**WORK ITEM:**
Take each line in the entries below that holds "cells" and show it.

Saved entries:
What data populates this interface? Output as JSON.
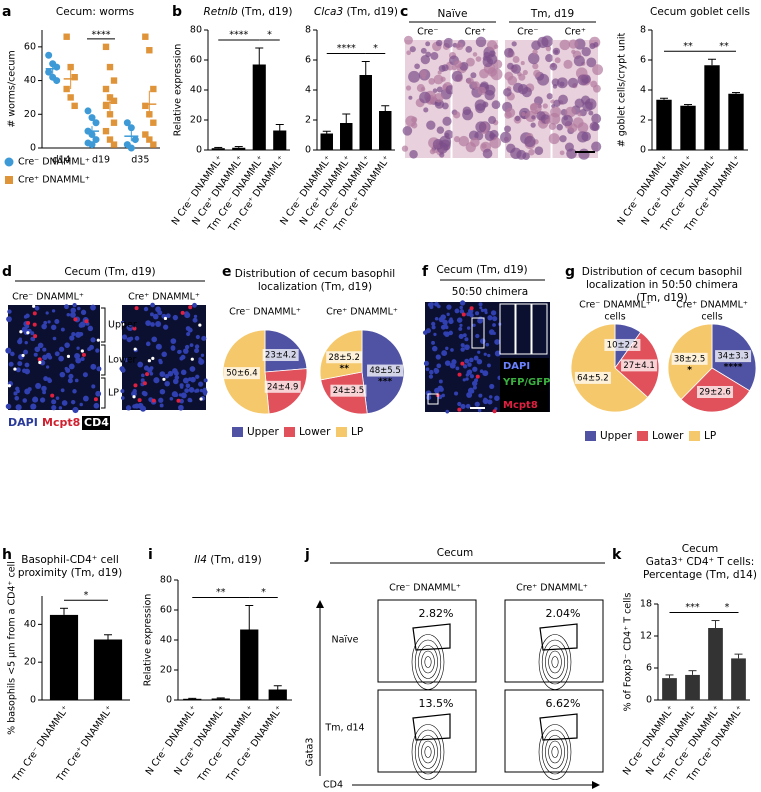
{
  "panel_labels": [
    "a",
    "b",
    "c",
    "d",
    "e",
    "f",
    "g",
    "h",
    "i",
    "j",
    "k"
  ],
  "chart_data": [
    {
      "type": "dot",
      "title": "Cecum: worms",
      "y_label": "# worms/cecum",
      "categories": [
        "d14",
        "d19",
        "d35"
      ],
      "ylim": [
        0,
        70
      ],
      "yticks": [
        0,
        20,
        40,
        60
      ],
      "series": [
        {
          "name": "Cre⁻ DNAMML⁺",
          "color": "#3d9ad6",
          "marker": "circle",
          "values": [
            [
              55,
              50,
              48,
              45,
              42,
              40
            ],
            [
              22,
              18,
              15,
              10,
              8,
              5,
              3,
              2
            ],
            [
              15,
              12,
              5,
              2,
              0
            ]
          ],
          "means": [
            47,
            10,
            7
          ],
          "errors": [
            3,
            3,
            3
          ]
        },
        {
          "name": "Cre⁺ DNAMML⁺",
          "color": "#e0943a",
          "marker": "square",
          "values": [
            [
              66,
              48,
              42,
              35,
              30,
              25
            ],
            [
              60,
              48,
              40,
              35,
              30,
              28,
              25,
              20,
              15,
              10,
              5,
              2
            ],
            [
              66,
              58,
              35,
              25,
              20,
              15,
              8,
              5,
              2
            ]
          ],
          "means": [
            41,
            27,
            26
          ],
          "errors": [
            6,
            5,
            8
          ]
        }
      ],
      "annotations": [
        {
          "text": "****",
          "at": "d19"
        }
      ]
    },
    {
      "type": "bar",
      "gene": "Retnlb",
      "title": " (Tm, d19)",
      "y_label": "Relative expression",
      "categories": [
        "N Cre⁻ DNAMML⁺",
        "N Cre⁺ DNAMML⁺",
        "Tm Cre⁻ DNAMML⁺",
        "Tm Cre⁺ DNAMML⁺"
      ],
      "values": [
        1.2,
        1.5,
        57,
        13
      ],
      "errors": [
        0.5,
        0.8,
        11,
        4
      ],
      "color": "#000000",
      "ylim": [
        0,
        80
      ],
      "yticks": [
        0,
        20,
        40,
        60,
        80
      ],
      "annotations": [
        {
          "text": "****",
          "between": [
            "N Cre⁻ DNAMML⁺",
            "Tm Cre⁻ DNAMML⁺"
          ]
        },
        {
          "text": "*",
          "between": [
            "Tm Cre⁻ DNAMML⁺",
            "Tm Cre⁺ DNAMML⁺"
          ]
        }
      ]
    },
    {
      "type": "bar",
      "gene": "Clca3",
      "title": " (Tm, d19)",
      "categories": [
        "N Cre⁻ DNAMML⁺",
        "N Cre⁺ DNAMML⁺",
        "Tm Cre⁻ DNAMML⁺",
        "Tm Cre⁺ DNAMML⁺"
      ],
      "values": [
        1.1,
        1.8,
        5.0,
        2.6
      ],
      "errors": [
        0.15,
        0.6,
        0.9,
        0.35
      ],
      "color": "#000000",
      "ylim": [
        0,
        8
      ],
      "yticks": [
        0,
        2,
        4,
        6,
        8
      ],
      "annotations": [
        {
          "text": "****",
          "between": [
            "N Cre⁻ DNAMML⁺",
            "Tm Cre⁻ DNAMML⁺"
          ]
        },
        {
          "text": "*",
          "between": [
            "Tm Cre⁻ DNAMML⁺",
            "Tm Cre⁺ DNAMML⁺"
          ]
        }
      ]
    },
    {
      "type": "bar",
      "title": "Cecum goblet cells",
      "y_label": "# goblet cells/crypt unit",
      "categories": [
        "N Cre⁻ DNAMML⁺",
        "N Cre⁺ DNAMML⁺",
        "Tm Cre⁻ DNAMML⁺",
        "Tm Cre⁺ DNAMML⁺"
      ],
      "values": [
        3.35,
        2.95,
        5.65,
        3.75
      ],
      "errors": [
        0.1,
        0.08,
        0.4,
        0.08
      ],
      "color": "#000000",
      "ylim": [
        0,
        8
      ],
      "yticks": [
        0,
        2,
        4,
        6,
        8
      ],
      "annotations": [
        {
          "text": "**",
          "between": [
            "N Cre⁻ DNAMML⁺",
            "Tm Cre⁻ DNAMML⁺"
          ]
        },
        {
          "text": "**",
          "between": [
            "Tm Cre⁻ DNAMML⁺",
            "Tm Cre⁺ DNAMML⁺"
          ]
        }
      ]
    },
    {
      "type": "pie",
      "title": [
        "Distribution of cecum basophil",
        "localization (Tm, d19)"
      ],
      "categories": [
        "Upper",
        "Lower",
        "LP"
      ],
      "colors": [
        "#5053a3",
        "#e0515b",
        "#f5c86c"
      ],
      "pies": [
        {
          "name": "Cre⁻ DNAMML⁺",
          "values": [
            23,
            24,
            50
          ],
          "value_labels": [
            "23±4.2",
            "24±4.9",
            "50±6.4"
          ]
        },
        {
          "name": "Cre⁺ DNAMML⁺",
          "values": [
            48,
            24,
            28
          ],
          "value_labels": [
            "48±5.5",
            "24±3.5",
            "28±5.2"
          ],
          "significance": [
            {
              "category": "Upper",
              "text": "***"
            },
            {
              "category": "LP",
              "text": "**"
            }
          ]
        }
      ]
    },
    {
      "type": "pie",
      "title": [
        "Distribution of cecum basophil",
        "localization in 50:50 chimera",
        "(Tm, d19)"
      ],
      "categories": [
        "Upper",
        "Lower",
        "LP"
      ],
      "colors": [
        "#5053a3",
        "#e0515b",
        "#f5c86c"
      ],
      "pies": [
        {
          "name": [
            "Cre⁻ DNAMML⁺",
            "cells"
          ],
          "values": [
            10,
            27,
            64
          ],
          "value_labels": [
            "10±2.2",
            "27±4.1",
            "64±5.2"
          ]
        },
        {
          "name": [
            "Cre⁺ DNAMML⁺",
            "cells"
          ],
          "values": [
            34,
            29,
            38
          ],
          "value_labels": [
            "34±3.3",
            "29±2.6",
            "38±2.5"
          ],
          "significance": [
            {
              "category": "Upper",
              "text": "****"
            },
            {
              "category": "LP",
              "text": "*"
            }
          ]
        }
      ]
    },
    {
      "type": "bar",
      "title": [
        "Basophil-CD4⁺ cell",
        "proximity (Tm, d19)"
      ],
      "y_label": "% basophils <5 μm from a CD4⁺ cell",
      "categories": [
        "Tm Cre⁻ DNAMML⁺",
        "Tm Cre⁺ DNAMML⁺"
      ],
      "values": [
        45,
        32
      ],
      "errors": [
        3.5,
        2.5
      ],
      "color": "#000000",
      "ylim": [
        0,
        55
      ],
      "yticks": [
        0,
        20,
        40
      ],
      "annotations": [
        {
          "text": "*",
          "between": [
            "Tm Cre⁻ DNAMML⁺",
            "Tm Cre⁺ DNAMML⁺"
          ]
        }
      ]
    },
    {
      "type": "bar",
      "gene": "Il4",
      "title": " (Tm, d19)",
      "y_label": "Relative expression",
      "categories": [
        "N Cre⁻ DNAMML⁺",
        "N Cre⁺ DNAMML⁺",
        "Tm Cre⁻ DNAMML⁺",
        "Tm Cre⁺ DNAMML⁺"
      ],
      "values": [
        0.8,
        1,
        47,
        7
      ],
      "errors": [
        0.3,
        0.4,
        16,
        2.5
      ],
      "color": "#000000",
      "ylim": [
        0,
        80
      ],
      "yticks": [
        0,
        20,
        40,
        60,
        80
      ],
      "annotations": [
        {
          "text": "**",
          "between": [
            "N Cre⁻ DNAMML⁺",
            "Tm Cre⁻ DNAMML⁺"
          ]
        },
        {
          "text": "*",
          "between": [
            "Tm Cre⁻ DNAMML⁺",
            "Tm Cre⁺ DNAMML⁺"
          ]
        }
      ]
    },
    {
      "type": "bar",
      "title": [
        "Cecum",
        "Gata3⁺ CD4⁺ T cells:",
        "Percentage (Tm, d14)"
      ],
      "y_label": "% of Foxp3⁻ CD4⁺ T cells",
      "categories": [
        "N Cre⁻ DNAMML⁺",
        "N Cre⁺ DNAMML⁺",
        "Tm Cre⁻ DNAMML⁺",
        "Tm Cre⁺ DNAMML⁺"
      ],
      "values": [
        4.1,
        4.7,
        13.5,
        7.8
      ],
      "errors": [
        0.6,
        0.8,
        1.4,
        0.8
      ],
      "color": "#333333",
      "ylim": [
        0,
        18
      ],
      "yticks": [
        0,
        6,
        12,
        18
      ],
      "annotations": [
        {
          "text": "***",
          "between": [
            "N Cre⁻ DNAMML⁺",
            "Tm Cre⁻ DNAMML⁺"
          ]
        },
        {
          "text": "*",
          "between": [
            "Tm Cre⁻ DNAMML⁺",
            "Tm Cre⁺ DNAMML⁺"
          ]
        }
      ]
    }
  ],
  "panel_c": {
    "headers": [
      "Naïve",
      "Tm, d19"
    ],
    "subheaders": [
      "Cre⁻",
      "Cre⁺",
      "Cre⁻",
      "Cre⁺"
    ]
  },
  "panel_d": {
    "title": "Cecum (Tm, d19)",
    "images": [
      "Cre⁻ DNAMML⁺",
      "Cre⁺ DNAMML⁺"
    ],
    "regions": [
      "Upper",
      "Lower",
      "LP"
    ],
    "stains": [
      "DAPI",
      "Mcpt8",
      "CD4"
    ]
  },
  "panel_f": {
    "title": "Cecum (Tm, d19)",
    "subtitle": "50:50 chimera",
    "stains": [
      "DAPI",
      "YFP/GFP",
      "Mcpt8"
    ]
  },
  "panel_j": {
    "title": "Cecum",
    "columns": [
      "Cre⁻ DNAMML⁺",
      "Cre⁺ DNAMML⁺"
    ],
    "rows": [
      "Naïve",
      "Tm, d14"
    ],
    "gates": [
      [
        "2.82%",
        "2.04%"
      ],
      [
        "13.5%",
        "6.62%"
      ]
    ],
    "y_label": "Gata3",
    "x_label": "CD4"
  }
}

**EXERCISE RESPONSE:**
      "title": "Cecum goblet cells",
      "y_label": "# goblet cells/crypt unit",
            "cells"
            "cells"
        "Gata3⁺ CD4⁺ T cells:",
      "y_label": "% of Foxp3⁻ CD4⁺ T cells",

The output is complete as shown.